Return, from the data below, each line that contains the word "LIXIVIUM".
START Exercise input
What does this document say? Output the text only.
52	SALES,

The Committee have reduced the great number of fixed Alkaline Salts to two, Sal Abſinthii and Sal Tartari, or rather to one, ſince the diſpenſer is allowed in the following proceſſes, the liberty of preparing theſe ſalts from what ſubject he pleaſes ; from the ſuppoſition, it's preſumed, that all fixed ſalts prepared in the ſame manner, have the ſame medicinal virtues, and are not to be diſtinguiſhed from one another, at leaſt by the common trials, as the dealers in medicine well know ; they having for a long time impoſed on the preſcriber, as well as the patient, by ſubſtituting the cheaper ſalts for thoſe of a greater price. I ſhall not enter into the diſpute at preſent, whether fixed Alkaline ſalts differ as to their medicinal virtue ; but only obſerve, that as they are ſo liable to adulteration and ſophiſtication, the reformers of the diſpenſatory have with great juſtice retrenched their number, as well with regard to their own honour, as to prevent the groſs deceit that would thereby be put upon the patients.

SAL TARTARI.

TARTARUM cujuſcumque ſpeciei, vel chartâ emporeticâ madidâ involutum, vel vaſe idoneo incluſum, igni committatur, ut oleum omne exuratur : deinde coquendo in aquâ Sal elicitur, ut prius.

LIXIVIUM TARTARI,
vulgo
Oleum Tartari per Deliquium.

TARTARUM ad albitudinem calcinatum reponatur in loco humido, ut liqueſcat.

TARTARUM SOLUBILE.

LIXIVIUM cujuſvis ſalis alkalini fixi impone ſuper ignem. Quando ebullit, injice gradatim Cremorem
END Exercise input
▶ Answer space:
LIXIVIUM TARTARI,
LIXIVIUM cujuſvis ſalis alkalini fixi impone ſuper ignem. Quando ebullit, injice gradatim Cremorem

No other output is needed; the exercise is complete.